--- Start of EXTRACTED DATA ---
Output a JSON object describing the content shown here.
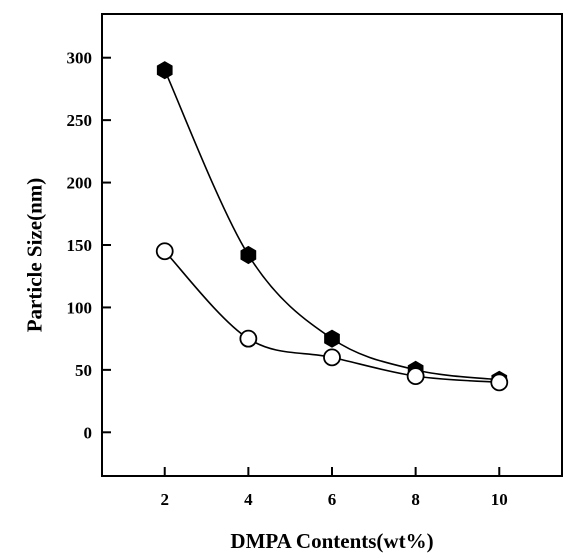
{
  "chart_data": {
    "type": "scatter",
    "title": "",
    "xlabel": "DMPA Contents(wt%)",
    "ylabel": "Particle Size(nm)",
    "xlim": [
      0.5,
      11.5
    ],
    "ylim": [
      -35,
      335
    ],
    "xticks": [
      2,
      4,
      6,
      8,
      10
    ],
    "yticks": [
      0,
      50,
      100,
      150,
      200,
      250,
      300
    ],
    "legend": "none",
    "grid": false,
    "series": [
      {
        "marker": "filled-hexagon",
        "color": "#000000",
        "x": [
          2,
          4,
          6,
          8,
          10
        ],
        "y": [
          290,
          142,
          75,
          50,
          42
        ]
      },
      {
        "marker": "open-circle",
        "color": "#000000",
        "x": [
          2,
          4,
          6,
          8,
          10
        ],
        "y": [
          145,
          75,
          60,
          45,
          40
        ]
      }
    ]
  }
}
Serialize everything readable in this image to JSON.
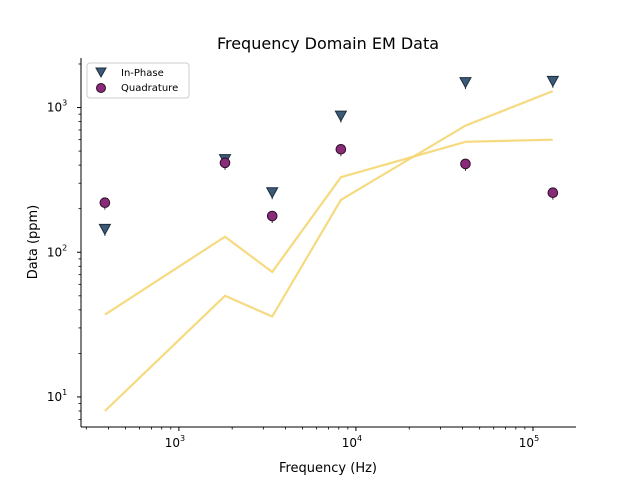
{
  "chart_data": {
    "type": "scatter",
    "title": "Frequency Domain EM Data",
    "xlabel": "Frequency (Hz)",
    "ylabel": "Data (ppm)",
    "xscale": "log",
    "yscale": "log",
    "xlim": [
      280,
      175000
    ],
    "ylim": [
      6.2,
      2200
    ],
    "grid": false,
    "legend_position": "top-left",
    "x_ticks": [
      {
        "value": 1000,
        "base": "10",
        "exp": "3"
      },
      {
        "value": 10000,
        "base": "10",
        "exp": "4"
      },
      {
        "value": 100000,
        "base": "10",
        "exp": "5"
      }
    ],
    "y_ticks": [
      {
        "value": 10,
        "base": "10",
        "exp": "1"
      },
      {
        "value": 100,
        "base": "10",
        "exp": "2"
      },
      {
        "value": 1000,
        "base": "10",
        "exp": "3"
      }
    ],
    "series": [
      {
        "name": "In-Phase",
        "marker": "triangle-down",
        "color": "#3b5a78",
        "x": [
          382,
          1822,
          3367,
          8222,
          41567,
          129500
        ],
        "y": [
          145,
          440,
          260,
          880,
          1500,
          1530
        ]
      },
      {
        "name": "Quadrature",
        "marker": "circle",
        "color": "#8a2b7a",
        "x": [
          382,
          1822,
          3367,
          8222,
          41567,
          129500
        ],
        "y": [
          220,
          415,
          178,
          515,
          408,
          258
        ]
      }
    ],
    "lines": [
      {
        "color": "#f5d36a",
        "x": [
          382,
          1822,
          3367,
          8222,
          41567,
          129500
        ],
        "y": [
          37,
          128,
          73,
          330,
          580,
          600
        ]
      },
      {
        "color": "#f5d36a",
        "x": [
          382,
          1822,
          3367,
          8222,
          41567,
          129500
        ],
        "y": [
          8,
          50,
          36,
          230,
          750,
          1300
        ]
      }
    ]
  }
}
--- End of EXTRACTED DATA ---
■ **GOAL**: Write the entries above out again exactly, but not the pictures.

■ **EXPECTED ANSWER**:
Output a JSON object describing the content shown here.
{
  "chart_data": {
    "type": "scatter",
    "title": "",
    "xlabel": "DMPA Contents(wt%)",
    "ylabel": "Particle Size(nm)",
    "xlim": [
      0.5,
      11.5
    ],
    "ylim": [
      -35,
      335
    ],
    "xticks": [
      2,
      4,
      6,
      8,
      10
    ],
    "yticks": [
      0,
      50,
      100,
      150,
      200,
      250,
      300
    ],
    "legend": "none",
    "grid": false,
    "series": [
      {
        "marker": "filled-hexagon",
        "color": "#000000",
        "x": [
          2,
          4,
          6,
          8,
          10
        ],
        "y": [
          290,
          142,
          75,
          50,
          42
        ]
      },
      {
        "marker": "open-circle",
        "color": "#000000",
        "x": [
          2,
          4,
          6,
          8,
          10
        ],
        "y": [
          145,
          75,
          60,
          45,
          40
        ]
      }
    ]
  }
}
Serialize everything readable in this image to JSON.
{
  "chart_data": {
    "type": "scatter",
    "title": "Frequency Domain EM Data",
    "xlabel": "Frequency (Hz)",
    "ylabel": "Data (ppm)",
    "xscale": "log",
    "yscale": "log",
    "xlim": [
      280,
      175000
    ],
    "ylim": [
      6.2,
      2200
    ],
    "grid": false,
    "legend_position": "top-left",
    "x_ticks": [
      {
        "value": 1000,
        "base": "10",
        "exp": "3"
      },
      {
        "value": 10000,
        "base": "10",
        "exp": "4"
      },
      {
        "value": 100000,
        "base": "10",
        "exp": "5"
      }
    ],
    "y_ticks": [
      {
        "value": 10,
        "base": "10",
        "exp": "1"
      },
      {
        "value": 100,
        "base": "10",
        "exp": "2"
      },
      {
        "value": 1000,
        "base": "10",
        "exp": "3"
      }
    ],
    "series": [
      {
        "name": "In-Phase",
        "marker": "triangle-down",
        "color": "#3b5a78",
        "x": [
          382,
          1822,
          3367,
          8222,
          41567,
          129500
        ],
        "y": [
          145,
          440,
          260,
          880,
          1500,
          1530
        ]
      },
      {
        "name": "Quadrature",
        "marker": "circle",
        "color": "#8a2b7a",
        "x": [
          382,
          1822,
          3367,
          8222,
          41567,
          129500
        ],
        "y": [
          220,
          415,
          178,
          515,
          408,
          258
        ]
      }
    ],
    "lines": [
      {
        "color": "#f5d36a",
        "x": [
          382,
          1822,
          3367,
          8222,
          41567,
          129500
        ],
        "y": [
          37,
          128,
          73,
          330,
          580,
          600
        ]
      },
      {
        "color": "#f5d36a",
        "x": [
          382,
          1822,
          3367,
          8222,
          41567,
          129500
        ],
        "y": [
          8,
          50,
          36,
          230,
          750,
          1300
        ]
      }
    ]
  }
}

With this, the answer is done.